The exercise ->
Copy the data exactly; pictures stay out of the copy.

Listed records ->
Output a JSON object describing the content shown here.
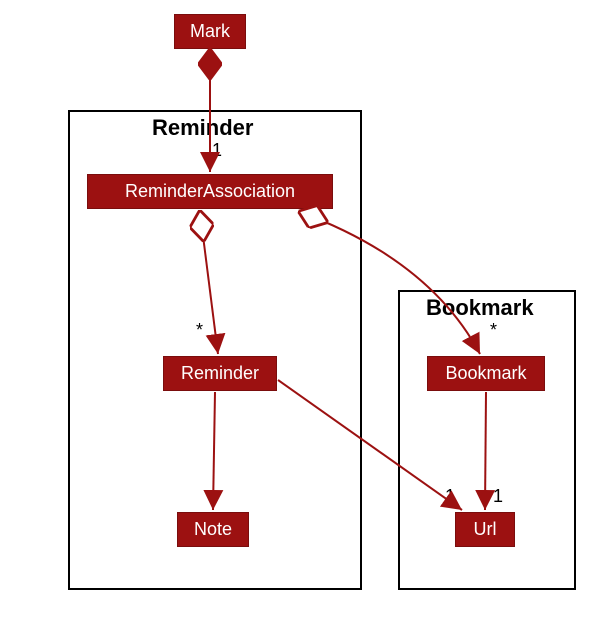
{
  "packages": {
    "reminder": {
      "title": "Reminder"
    },
    "bookmark": {
      "title": "Bookmark"
    }
  },
  "classes": {
    "mark": {
      "name": "Mark"
    },
    "reminderAssociation": {
      "name": "ReminderAssociation"
    },
    "reminder": {
      "name": "Reminder"
    },
    "note": {
      "name": "Note"
    },
    "bookmark": {
      "name": "Bookmark"
    },
    "url": {
      "name": "Url"
    }
  },
  "multiplicities": {
    "markToRA": "1",
    "raToReminder": "*",
    "raToBookmark": "*",
    "reminderToUrl": "1",
    "bookmarkToUrl": "1"
  }
}
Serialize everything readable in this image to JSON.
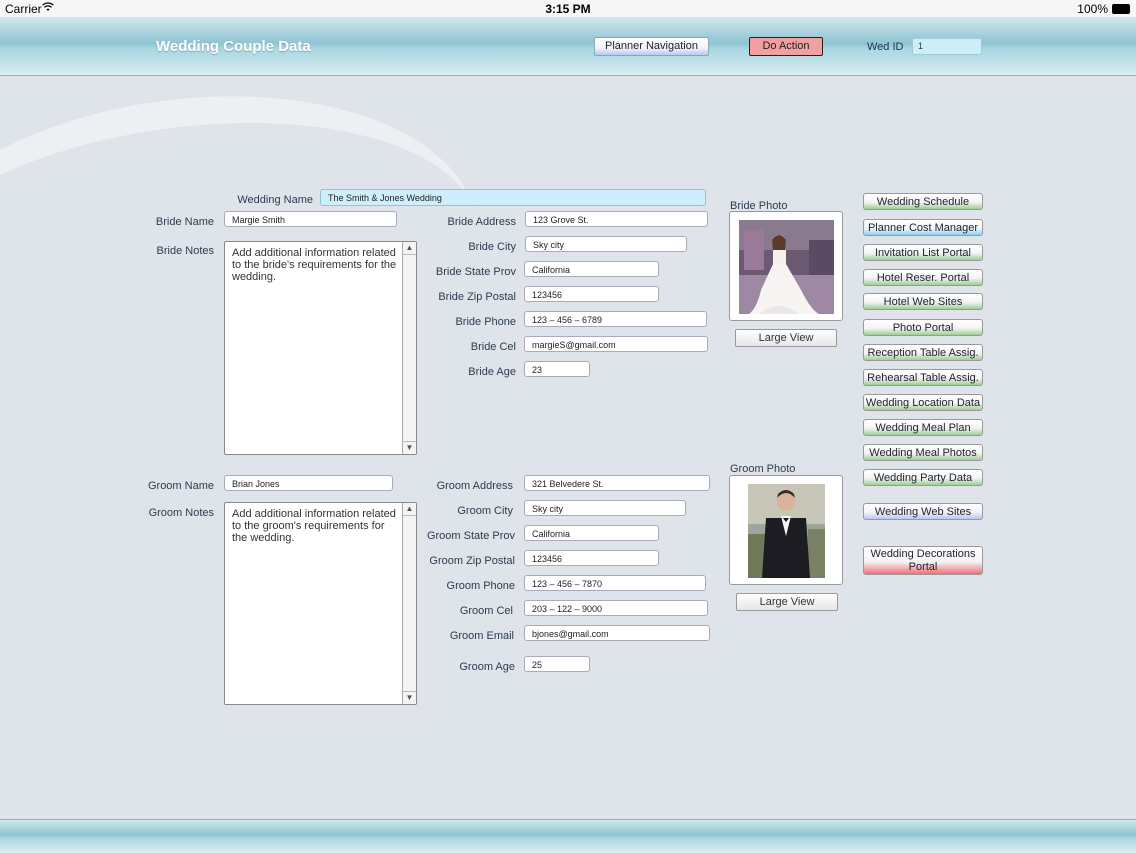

Result for this task ->
Output a JSON object describing the content shown here.
{
  "packages": {
    "reminder": {
      "title": "Reminder"
    },
    "bookmark": {
      "title": "Bookmark"
    }
  },
  "classes": {
    "mark": {
      "name": "Mark"
    },
    "reminderAssociation": {
      "name": "ReminderAssociation"
    },
    "reminder": {
      "name": "Reminder"
    },
    "note": {
      "name": "Note"
    },
    "bookmark": {
      "name": "Bookmark"
    },
    "url": {
      "name": "Url"
    }
  },
  "multiplicities": {
    "markToRA": "1",
    "raToReminder": "*",
    "raToBookmark": "*",
    "reminderToUrl": "1",
    "bookmarkToUrl": "1"
  }
}
Serialize everything readable in this image to JSON.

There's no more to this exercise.